**What the task asks**
Copy each of the entries below faithfully, setting aside any pictures.

(Figure content listings)
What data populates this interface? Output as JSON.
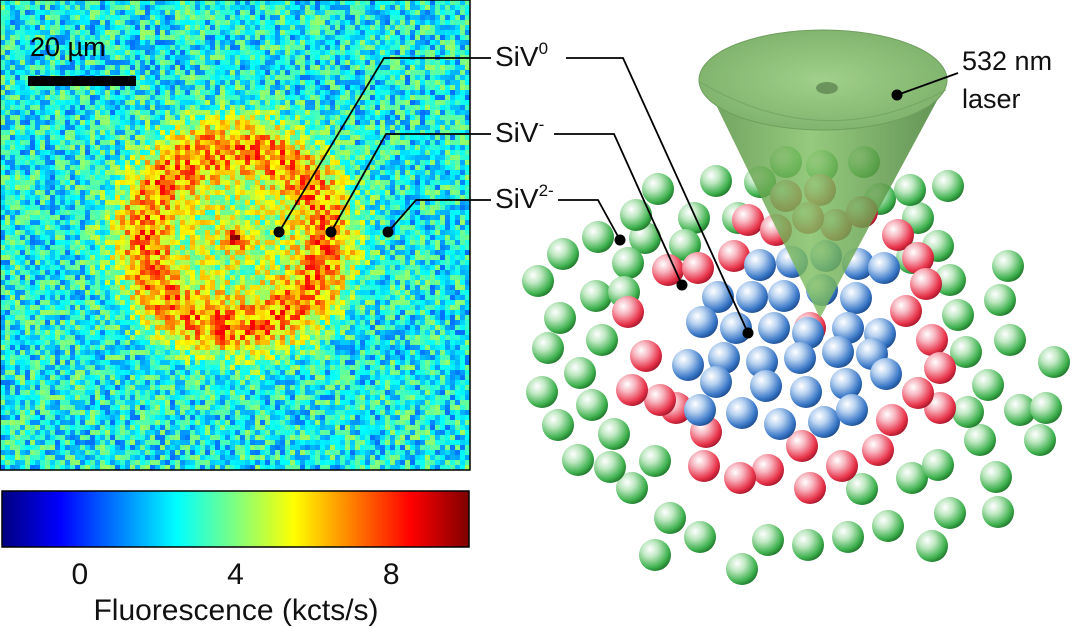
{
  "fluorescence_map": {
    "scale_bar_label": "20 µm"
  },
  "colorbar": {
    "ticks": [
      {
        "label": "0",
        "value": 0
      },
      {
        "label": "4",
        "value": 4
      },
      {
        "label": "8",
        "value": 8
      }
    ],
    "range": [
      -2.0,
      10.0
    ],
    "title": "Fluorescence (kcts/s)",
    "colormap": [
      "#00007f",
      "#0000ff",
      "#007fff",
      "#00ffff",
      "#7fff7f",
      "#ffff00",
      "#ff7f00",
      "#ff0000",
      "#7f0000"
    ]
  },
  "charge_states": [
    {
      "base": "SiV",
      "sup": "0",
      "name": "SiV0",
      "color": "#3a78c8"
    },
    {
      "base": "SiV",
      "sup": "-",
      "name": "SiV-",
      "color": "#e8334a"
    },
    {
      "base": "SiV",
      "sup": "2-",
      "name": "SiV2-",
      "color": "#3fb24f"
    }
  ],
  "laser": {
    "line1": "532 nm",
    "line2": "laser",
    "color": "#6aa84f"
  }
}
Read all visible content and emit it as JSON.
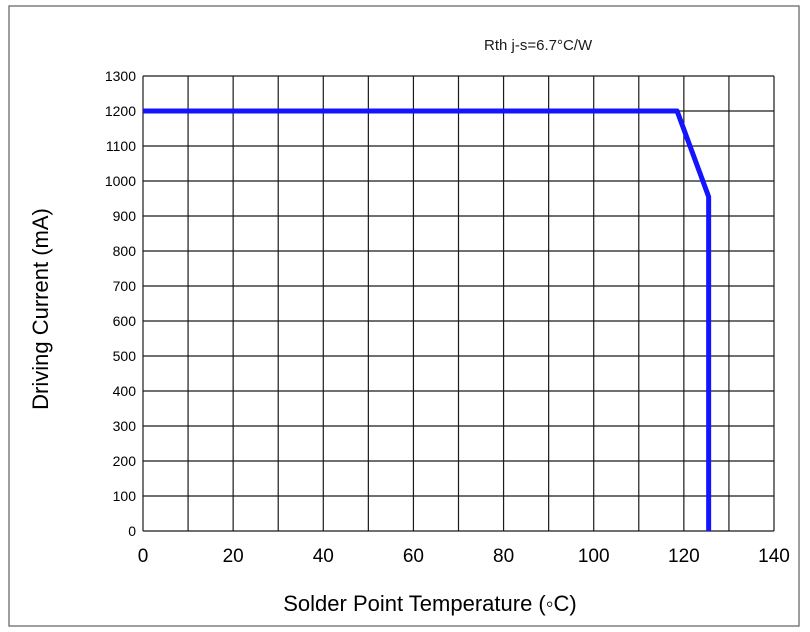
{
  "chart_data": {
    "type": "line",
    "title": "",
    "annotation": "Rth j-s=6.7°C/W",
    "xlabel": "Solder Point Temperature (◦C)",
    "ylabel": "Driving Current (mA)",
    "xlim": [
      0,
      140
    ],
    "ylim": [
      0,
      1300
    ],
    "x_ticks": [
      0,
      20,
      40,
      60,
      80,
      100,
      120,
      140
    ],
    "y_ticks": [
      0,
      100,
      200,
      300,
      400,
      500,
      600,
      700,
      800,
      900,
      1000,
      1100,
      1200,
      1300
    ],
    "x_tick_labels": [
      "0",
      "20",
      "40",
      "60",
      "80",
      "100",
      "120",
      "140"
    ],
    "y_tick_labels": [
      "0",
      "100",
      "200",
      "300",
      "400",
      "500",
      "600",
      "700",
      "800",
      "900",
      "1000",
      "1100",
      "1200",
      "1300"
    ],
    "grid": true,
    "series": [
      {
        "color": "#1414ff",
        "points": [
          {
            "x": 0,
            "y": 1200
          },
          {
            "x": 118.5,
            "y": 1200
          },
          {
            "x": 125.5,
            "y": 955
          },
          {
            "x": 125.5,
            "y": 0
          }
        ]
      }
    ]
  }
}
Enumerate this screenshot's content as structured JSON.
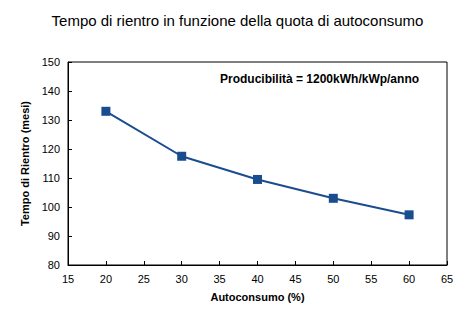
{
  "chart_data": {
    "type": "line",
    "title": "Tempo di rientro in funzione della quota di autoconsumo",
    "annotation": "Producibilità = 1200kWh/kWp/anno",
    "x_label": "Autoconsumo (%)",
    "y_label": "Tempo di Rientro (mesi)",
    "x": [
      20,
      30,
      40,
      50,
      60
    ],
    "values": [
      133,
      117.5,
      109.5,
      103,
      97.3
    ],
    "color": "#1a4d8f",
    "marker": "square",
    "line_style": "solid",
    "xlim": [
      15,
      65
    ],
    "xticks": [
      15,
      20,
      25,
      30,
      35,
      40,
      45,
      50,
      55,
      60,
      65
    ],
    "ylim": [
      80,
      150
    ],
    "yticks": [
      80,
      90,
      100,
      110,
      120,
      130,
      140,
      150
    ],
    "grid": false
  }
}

**Response to this task**
What data populates this interface? Output as JSON.
{
  "fluorescence_map": {
    "scale_bar_label": "20 µm"
  },
  "colorbar": {
    "ticks": [
      {
        "label": "0",
        "value": 0
      },
      {
        "label": "4",
        "value": 4
      },
      {
        "label": "8",
        "value": 8
      }
    ],
    "range": [
      -2.0,
      10.0
    ],
    "title": "Fluorescence (kcts/s)",
    "colormap": [
      "#00007f",
      "#0000ff",
      "#007fff",
      "#00ffff",
      "#7fff7f",
      "#ffff00",
      "#ff7f00",
      "#ff0000",
      "#7f0000"
    ]
  },
  "charge_states": [
    {
      "base": "SiV",
      "sup": "0",
      "name": "SiV0",
      "color": "#3a78c8"
    },
    {
      "base": "SiV",
      "sup": "-",
      "name": "SiV-",
      "color": "#e8334a"
    },
    {
      "base": "SiV",
      "sup": "2-",
      "name": "SiV2-",
      "color": "#3fb24f"
    }
  ],
  "laser": {
    "line1": "532 nm",
    "line2": "laser",
    "color": "#6aa84f"
  }
}
Read all visible content and emit it as JSON.
{
  "chart_data": {
    "type": "line",
    "title": "",
    "annotation": "Rth j-s=6.7°C/W",
    "xlabel": "Solder Point Temperature (◦C)",
    "ylabel": "Driving Current (mA)",
    "xlim": [
      0,
      140
    ],
    "ylim": [
      0,
      1300
    ],
    "x_ticks": [
      0,
      20,
      40,
      60,
      80,
      100,
      120,
      140
    ],
    "y_ticks": [
      0,
      100,
      200,
      300,
      400,
      500,
      600,
      700,
      800,
      900,
      1000,
      1100,
      1200,
      1300
    ],
    "x_tick_labels": [
      "0",
      "20",
      "40",
      "60",
      "80",
      "100",
      "120",
      "140"
    ],
    "y_tick_labels": [
      "0",
      "100",
      "200",
      "300",
      "400",
      "500",
      "600",
      "700",
      "800",
      "900",
      "1000",
      "1100",
      "1200",
      "1300"
    ],
    "grid": true,
    "series": [
      {
        "color": "#1414ff",
        "points": [
          {
            "x": 0,
            "y": 1200
          },
          {
            "x": 118.5,
            "y": 1200
          },
          {
            "x": 125.5,
            "y": 955
          },
          {
            "x": 125.5,
            "y": 0
          }
        ]
      }
    ]
  }
}
Enumerate this screenshot's content as structured JSON.
{
  "chart_data": {
    "type": "line",
    "title": "Tempo di rientro in funzione della quota di autoconsumo",
    "annotation": "Producibilità = 1200kWh/kWp/anno",
    "x_label": "Autoconsumo (%)",
    "y_label": "Tempo di Rientro (mesi)",
    "x": [
      20,
      30,
      40,
      50,
      60
    ],
    "values": [
      133,
      117.5,
      109.5,
      103,
      97.3
    ],
    "color": "#1a4d8f",
    "marker": "square",
    "line_style": "solid",
    "xlim": [
      15,
      65
    ],
    "xticks": [
      15,
      20,
      25,
      30,
      35,
      40,
      45,
      50,
      55,
      60,
      65
    ],
    "ylim": [
      80,
      150
    ],
    "yticks": [
      80,
      90,
      100,
      110,
      120,
      130,
      140,
      150
    ],
    "grid": false
  }
}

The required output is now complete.